— begin —

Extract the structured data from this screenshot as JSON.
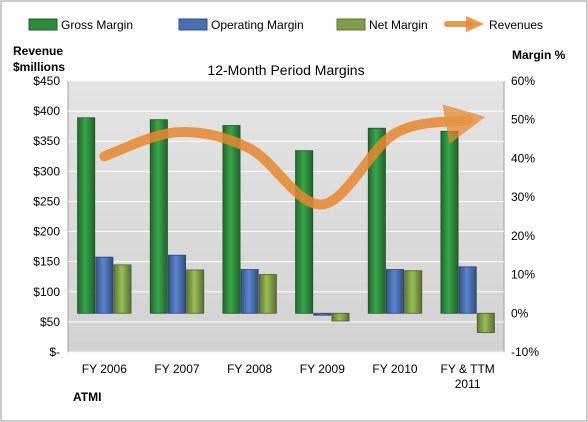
{
  "chart_data": {
    "type": "bar",
    "title": "12-Month Period Margins",
    "company_label": "ATMI",
    "left_axis_label_line1": "Revenue",
    "left_axis_label_line2": "$millions",
    "right_axis_label": "Margin %",
    "categories": [
      [
        "FY 2006"
      ],
      [
        "FY 2007"
      ],
      [
        "FY 2008"
      ],
      [
        "FY 2009"
      ],
      [
        "FY 2010"
      ],
      [
        "FY & TTM",
        "2011"
      ]
    ],
    "left_axis": {
      "ticks": [
        "$-",
        "$50",
        "$100",
        "$150",
        "$200",
        "$250",
        "$300",
        "$350",
        "$400",
        "$450"
      ],
      "ylim": [
        0,
        450
      ]
    },
    "right_axis": {
      "ticks": [
        "-10%",
        "0%",
        "10%",
        "20%",
        "30%",
        "40%",
        "50%",
        "60%"
      ],
      "ylim": [
        -10,
        60
      ]
    },
    "grid": true,
    "legend_position": "top",
    "series": [
      {
        "name": "Gross Margin",
        "axis": "right",
        "kind": "bar",
        "color": "#2e8b3e",
        "values": [
          50.5,
          50.0,
          48.5,
          42.0,
          47.8,
          47.0
        ]
      },
      {
        "name": "Operating Margin",
        "axis": "right",
        "kind": "bar",
        "color": "#4a6fb0",
        "values": [
          14.5,
          15.0,
          11.3,
          -0.5,
          11.3,
          12.0
        ]
      },
      {
        "name": "Net Margin",
        "axis": "right",
        "kind": "bar",
        "color": "#7f9e47",
        "values": [
          12.5,
          11.2,
          10.0,
          -2.0,
          11.0,
          -5.0
        ]
      },
      {
        "name": "Revenues",
        "axis": "left",
        "kind": "line",
        "color": "#e8882e",
        "values": [
          325,
          365,
          338,
          245,
          363,
          385
        ]
      }
    ]
  }
}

— end —

◆ Aim of the task ◆
Write out the whole listing again, exactly, with no pictures.

◆ Response to this task ◆
Extract the structured data from this screenshot as JSON.
{
  "chart_data": {
    "type": "bar",
    "title": "12-Month Period Margins",
    "company_label": "ATMI",
    "left_axis_label_line1": "Revenue",
    "left_axis_label_line2": "$millions",
    "right_axis_label": "Margin %",
    "categories": [
      [
        "FY 2006"
      ],
      [
        "FY 2007"
      ],
      [
        "FY 2008"
      ],
      [
        "FY 2009"
      ],
      [
        "FY 2010"
      ],
      [
        "FY & TTM",
        "2011"
      ]
    ],
    "left_axis": {
      "ticks": [
        "$-",
        "$50",
        "$100",
        "$150",
        "$200",
        "$250",
        "$300",
        "$350",
        "$400",
        "$450"
      ],
      "ylim": [
        0,
        450
      ]
    },
    "right_axis": {
      "ticks": [
        "-10%",
        "0%",
        "10%",
        "20%",
        "30%",
        "40%",
        "50%",
        "60%"
      ],
      "ylim": [
        -10,
        60
      ]
    },
    "grid": true,
    "legend_position": "top",
    "series": [
      {
        "name": "Gross Margin",
        "axis": "right",
        "kind": "bar",
        "color": "#2e8b3e",
        "values": [
          50.5,
          50.0,
          48.5,
          42.0,
          47.8,
          47.0
        ]
      },
      {
        "name": "Operating Margin",
        "axis": "right",
        "kind": "bar",
        "color": "#4a6fb0",
        "values": [
          14.5,
          15.0,
          11.3,
          -0.5,
          11.3,
          12.0
        ]
      },
      {
        "name": "Net Margin",
        "axis": "right",
        "kind": "bar",
        "color": "#7f9e47",
        "values": [
          12.5,
          11.2,
          10.0,
          -2.0,
          11.0,
          -5.0
        ]
      },
      {
        "name": "Revenues",
        "axis": "left",
        "kind": "line",
        "color": "#e8882e",
        "values": [
          325,
          365,
          338,
          245,
          363,
          385
        ]
      }
    ]
  }
}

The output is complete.